-- start Data supplied --

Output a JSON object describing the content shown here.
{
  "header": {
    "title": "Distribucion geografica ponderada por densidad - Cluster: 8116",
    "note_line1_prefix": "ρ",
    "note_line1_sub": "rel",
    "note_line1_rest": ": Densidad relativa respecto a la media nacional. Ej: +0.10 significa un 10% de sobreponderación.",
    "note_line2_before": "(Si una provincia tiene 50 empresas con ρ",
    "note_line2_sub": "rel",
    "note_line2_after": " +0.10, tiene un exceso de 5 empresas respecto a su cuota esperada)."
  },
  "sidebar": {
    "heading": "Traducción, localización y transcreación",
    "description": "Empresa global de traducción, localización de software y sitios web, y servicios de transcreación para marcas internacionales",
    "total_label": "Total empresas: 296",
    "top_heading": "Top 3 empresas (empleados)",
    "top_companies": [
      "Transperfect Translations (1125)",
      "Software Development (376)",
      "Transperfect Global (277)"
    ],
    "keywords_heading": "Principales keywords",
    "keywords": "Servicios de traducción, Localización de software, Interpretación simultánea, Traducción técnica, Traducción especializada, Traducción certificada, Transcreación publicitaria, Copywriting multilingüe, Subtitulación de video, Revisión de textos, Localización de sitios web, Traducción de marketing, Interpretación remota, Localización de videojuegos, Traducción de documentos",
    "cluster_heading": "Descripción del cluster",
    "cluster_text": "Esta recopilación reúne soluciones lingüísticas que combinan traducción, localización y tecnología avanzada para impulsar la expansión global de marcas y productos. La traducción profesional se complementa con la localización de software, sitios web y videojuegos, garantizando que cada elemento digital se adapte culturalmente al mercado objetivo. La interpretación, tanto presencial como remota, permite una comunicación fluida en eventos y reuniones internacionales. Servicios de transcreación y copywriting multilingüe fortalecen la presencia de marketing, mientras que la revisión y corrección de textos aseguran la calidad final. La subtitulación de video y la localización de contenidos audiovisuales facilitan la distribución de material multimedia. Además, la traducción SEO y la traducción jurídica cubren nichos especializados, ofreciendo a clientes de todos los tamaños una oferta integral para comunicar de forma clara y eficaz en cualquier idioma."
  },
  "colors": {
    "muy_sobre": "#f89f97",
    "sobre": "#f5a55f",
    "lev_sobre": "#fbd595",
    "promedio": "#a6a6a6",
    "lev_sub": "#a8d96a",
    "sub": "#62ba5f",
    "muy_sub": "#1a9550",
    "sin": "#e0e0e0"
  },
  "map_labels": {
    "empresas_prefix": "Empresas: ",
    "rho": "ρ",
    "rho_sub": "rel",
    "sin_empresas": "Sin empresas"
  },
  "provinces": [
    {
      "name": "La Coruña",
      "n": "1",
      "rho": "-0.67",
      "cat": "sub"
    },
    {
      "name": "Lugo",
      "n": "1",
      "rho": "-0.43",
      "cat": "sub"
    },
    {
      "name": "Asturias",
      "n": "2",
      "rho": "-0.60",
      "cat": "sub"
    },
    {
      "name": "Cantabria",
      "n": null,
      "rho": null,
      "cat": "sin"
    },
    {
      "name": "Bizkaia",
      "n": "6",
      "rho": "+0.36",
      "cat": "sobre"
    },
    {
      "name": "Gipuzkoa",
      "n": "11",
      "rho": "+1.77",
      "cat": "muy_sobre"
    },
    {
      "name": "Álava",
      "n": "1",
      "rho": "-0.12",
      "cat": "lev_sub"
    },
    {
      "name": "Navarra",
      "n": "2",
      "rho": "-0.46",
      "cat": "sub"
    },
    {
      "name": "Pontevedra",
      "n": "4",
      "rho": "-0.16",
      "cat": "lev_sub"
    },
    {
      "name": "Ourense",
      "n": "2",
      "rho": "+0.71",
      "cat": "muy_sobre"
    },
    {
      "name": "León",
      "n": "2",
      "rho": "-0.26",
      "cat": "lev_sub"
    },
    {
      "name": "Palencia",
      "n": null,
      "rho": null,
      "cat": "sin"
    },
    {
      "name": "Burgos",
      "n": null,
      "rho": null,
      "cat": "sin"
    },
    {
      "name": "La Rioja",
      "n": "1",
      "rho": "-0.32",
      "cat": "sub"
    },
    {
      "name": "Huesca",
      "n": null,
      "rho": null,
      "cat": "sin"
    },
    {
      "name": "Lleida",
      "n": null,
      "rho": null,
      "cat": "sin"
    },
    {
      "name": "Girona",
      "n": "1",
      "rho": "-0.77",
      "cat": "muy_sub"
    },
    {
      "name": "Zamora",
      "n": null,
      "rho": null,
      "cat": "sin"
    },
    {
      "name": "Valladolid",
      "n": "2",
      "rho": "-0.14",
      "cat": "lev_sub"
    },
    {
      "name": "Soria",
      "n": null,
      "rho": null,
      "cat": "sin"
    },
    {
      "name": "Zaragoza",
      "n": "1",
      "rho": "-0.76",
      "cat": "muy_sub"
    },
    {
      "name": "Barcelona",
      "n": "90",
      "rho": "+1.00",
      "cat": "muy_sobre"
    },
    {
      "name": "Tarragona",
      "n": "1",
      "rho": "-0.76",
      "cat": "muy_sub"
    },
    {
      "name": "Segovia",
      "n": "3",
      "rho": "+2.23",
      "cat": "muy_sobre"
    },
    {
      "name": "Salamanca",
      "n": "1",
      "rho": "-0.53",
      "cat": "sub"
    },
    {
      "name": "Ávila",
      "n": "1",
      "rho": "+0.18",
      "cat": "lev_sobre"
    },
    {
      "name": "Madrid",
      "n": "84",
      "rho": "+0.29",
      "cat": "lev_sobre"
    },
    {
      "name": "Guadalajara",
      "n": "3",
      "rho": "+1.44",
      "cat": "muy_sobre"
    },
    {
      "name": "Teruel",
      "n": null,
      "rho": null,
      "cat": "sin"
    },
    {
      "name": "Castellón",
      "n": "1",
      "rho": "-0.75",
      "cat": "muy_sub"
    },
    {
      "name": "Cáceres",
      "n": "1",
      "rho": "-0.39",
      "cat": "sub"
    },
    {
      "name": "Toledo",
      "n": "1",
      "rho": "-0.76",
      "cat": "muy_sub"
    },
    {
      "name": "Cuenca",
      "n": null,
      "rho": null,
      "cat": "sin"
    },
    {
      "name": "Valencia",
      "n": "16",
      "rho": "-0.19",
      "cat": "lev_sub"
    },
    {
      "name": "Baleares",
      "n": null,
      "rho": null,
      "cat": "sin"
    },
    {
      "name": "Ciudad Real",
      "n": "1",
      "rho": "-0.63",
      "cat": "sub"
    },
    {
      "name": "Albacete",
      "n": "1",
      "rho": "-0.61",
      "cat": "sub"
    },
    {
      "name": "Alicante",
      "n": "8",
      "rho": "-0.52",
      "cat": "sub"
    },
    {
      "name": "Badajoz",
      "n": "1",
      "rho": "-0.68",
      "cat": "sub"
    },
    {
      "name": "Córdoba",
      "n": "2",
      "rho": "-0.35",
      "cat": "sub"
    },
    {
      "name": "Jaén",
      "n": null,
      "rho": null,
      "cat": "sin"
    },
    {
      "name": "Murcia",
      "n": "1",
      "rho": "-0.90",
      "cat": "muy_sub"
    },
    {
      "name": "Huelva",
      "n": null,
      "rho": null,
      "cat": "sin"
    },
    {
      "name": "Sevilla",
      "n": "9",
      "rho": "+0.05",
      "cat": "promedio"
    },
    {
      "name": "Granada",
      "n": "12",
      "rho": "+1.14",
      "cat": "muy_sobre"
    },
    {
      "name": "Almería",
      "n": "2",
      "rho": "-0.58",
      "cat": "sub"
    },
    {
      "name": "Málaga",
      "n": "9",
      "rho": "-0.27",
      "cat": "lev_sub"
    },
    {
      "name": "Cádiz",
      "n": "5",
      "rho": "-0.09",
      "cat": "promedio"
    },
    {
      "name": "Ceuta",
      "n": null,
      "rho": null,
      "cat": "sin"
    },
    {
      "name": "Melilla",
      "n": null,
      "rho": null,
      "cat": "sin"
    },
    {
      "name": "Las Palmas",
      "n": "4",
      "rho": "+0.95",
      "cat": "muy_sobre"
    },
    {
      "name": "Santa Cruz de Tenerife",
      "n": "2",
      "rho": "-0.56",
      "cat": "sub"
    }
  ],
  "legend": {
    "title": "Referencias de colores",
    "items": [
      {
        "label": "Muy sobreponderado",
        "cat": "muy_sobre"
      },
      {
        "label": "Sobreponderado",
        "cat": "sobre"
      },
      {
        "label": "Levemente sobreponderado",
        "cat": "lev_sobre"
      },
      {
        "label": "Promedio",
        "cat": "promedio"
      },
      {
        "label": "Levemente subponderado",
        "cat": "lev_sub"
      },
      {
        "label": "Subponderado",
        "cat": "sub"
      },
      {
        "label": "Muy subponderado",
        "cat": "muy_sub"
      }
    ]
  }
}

-- end Data supplied --

* _Exercise directions_: Reply with one number only: the count of lines in the entries that contain "title".

* _Response_: 2